▸ **Stated problem**
Quote the whole listing word for word, please.

(Saved data entries)
------------------------------------------------------------------------
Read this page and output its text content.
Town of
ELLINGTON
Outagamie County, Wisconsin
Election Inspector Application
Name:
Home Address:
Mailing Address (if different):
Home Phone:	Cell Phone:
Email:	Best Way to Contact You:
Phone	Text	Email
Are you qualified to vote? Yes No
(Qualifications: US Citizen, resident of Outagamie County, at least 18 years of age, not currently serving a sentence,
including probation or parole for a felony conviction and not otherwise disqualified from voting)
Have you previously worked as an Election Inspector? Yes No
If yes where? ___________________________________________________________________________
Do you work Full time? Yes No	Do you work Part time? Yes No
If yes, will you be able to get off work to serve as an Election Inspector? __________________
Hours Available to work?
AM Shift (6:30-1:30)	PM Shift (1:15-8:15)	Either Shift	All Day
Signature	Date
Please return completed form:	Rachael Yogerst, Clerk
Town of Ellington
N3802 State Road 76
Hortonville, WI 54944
------------------------------------------------------------------------
▸ **Exercise answer**
Read this page and output its text content.
Town of
ELLINGTON
Outagamie County, Wisconsin
Election Inspector Application
Name:
Home Address:
Mailing Address (if different):
Home Phone:	Cell Phone:
Email:	Best Way to Contact You:
Phone	Text	Email
Are you qualified to vote? Yes No
(Qualifications: US Citizen, resident of Outagamie County, at least 18 years of age, not currently serving a sentence,
including probation or parole for a felony conviction and not otherwise disqualified from voting)
Have you previously worked as an Election Inspector? Yes No
If yes where? ___________________________________________________________________________
Do you work Full time? Yes No	Do you work Part time? Yes No
If yes, will you be able to get off work to serve as an Election Inspector? __________________
Hours Available to work?
AM Shift (6:30-1:30)	PM Shift (1:15-8:15)	Either Shift	All Day
Signature	Date
Please return completed form:	Rachael Yogerst, Clerk
Town of Ellington
N3802 State Road 76
Hortonville, WI 54944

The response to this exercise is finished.